─── ENTRIES ───
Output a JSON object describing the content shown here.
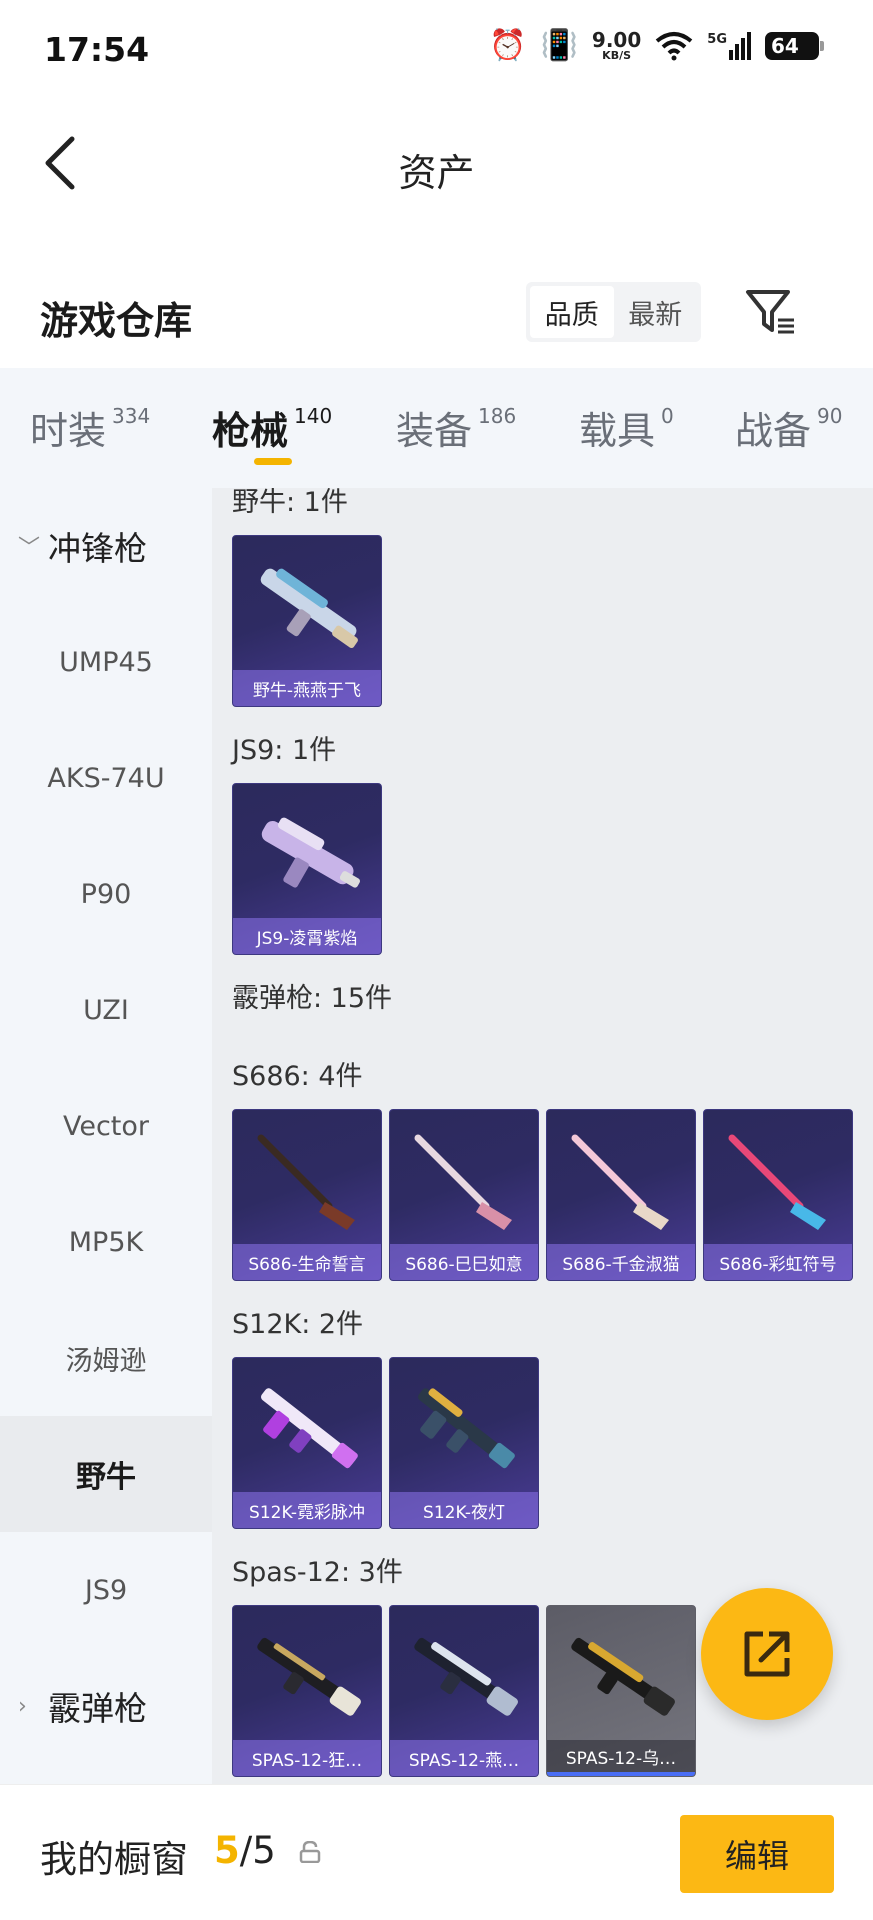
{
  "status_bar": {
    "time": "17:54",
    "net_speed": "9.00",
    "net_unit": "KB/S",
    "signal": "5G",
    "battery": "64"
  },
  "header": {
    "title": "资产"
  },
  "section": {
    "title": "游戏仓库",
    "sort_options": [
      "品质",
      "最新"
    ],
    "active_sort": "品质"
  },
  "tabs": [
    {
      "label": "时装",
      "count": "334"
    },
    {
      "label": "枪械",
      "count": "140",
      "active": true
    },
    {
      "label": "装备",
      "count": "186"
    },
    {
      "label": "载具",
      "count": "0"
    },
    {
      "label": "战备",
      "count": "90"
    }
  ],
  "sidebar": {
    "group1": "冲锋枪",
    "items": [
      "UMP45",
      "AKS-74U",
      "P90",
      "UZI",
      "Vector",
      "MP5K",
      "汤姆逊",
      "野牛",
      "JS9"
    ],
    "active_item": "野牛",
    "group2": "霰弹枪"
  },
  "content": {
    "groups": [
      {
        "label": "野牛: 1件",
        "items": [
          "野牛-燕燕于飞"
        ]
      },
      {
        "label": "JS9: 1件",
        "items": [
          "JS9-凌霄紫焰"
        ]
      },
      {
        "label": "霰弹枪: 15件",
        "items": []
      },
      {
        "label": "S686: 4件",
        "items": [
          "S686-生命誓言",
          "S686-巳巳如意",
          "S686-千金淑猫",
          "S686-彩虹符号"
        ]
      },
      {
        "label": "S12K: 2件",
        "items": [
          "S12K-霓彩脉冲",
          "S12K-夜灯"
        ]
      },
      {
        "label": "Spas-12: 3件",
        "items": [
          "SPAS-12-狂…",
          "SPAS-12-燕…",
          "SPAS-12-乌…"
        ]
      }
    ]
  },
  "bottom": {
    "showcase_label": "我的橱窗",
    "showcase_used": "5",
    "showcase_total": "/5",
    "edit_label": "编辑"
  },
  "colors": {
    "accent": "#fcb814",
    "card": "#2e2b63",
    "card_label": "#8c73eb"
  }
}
───
─── ENTRIES ───
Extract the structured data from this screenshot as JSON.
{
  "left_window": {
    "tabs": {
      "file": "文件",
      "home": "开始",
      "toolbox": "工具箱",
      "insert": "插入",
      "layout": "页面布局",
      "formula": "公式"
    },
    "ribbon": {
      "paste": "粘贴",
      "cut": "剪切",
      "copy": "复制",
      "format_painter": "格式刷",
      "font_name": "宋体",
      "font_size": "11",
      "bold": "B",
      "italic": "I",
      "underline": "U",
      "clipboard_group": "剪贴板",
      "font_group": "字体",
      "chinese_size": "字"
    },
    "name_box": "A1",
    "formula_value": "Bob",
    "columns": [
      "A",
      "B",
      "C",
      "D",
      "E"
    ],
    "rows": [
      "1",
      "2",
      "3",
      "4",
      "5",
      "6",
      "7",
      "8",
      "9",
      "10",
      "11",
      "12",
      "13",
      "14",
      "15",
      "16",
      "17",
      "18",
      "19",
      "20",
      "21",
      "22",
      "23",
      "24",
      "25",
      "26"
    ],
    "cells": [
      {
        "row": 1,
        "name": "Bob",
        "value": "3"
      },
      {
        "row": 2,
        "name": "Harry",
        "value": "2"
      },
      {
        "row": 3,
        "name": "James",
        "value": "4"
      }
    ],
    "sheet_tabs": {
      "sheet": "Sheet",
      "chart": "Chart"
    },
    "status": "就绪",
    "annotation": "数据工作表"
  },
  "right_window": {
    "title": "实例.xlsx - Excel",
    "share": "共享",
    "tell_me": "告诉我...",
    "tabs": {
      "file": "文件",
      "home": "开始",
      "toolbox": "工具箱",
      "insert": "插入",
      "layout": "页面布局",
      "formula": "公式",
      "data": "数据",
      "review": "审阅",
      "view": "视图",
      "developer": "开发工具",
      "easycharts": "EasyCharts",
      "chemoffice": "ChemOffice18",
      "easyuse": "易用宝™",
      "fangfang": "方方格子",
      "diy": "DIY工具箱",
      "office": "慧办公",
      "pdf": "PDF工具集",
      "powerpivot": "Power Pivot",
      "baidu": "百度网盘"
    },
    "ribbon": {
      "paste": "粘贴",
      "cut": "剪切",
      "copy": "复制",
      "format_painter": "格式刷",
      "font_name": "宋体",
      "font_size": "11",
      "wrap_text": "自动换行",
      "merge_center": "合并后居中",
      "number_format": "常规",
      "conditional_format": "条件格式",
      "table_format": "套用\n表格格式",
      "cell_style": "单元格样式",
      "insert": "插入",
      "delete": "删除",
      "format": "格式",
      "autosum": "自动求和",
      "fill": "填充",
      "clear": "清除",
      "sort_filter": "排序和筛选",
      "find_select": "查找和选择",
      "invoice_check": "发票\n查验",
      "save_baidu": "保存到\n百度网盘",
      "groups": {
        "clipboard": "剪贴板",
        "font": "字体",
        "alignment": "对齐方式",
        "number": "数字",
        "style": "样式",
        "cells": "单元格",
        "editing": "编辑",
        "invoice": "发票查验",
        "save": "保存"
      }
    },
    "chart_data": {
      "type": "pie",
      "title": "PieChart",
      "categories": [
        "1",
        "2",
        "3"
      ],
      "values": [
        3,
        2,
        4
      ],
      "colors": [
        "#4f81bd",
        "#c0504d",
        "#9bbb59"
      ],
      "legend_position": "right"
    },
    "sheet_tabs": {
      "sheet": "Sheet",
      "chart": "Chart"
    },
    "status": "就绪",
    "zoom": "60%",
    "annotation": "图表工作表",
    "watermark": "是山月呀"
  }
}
───
GOAL OF THE EXERCISE:
Each line in the data that holds the string "content" should be found and copied.

COMPLETE ANSWER:
Output a JSON object describing the content shown here.
  "content": {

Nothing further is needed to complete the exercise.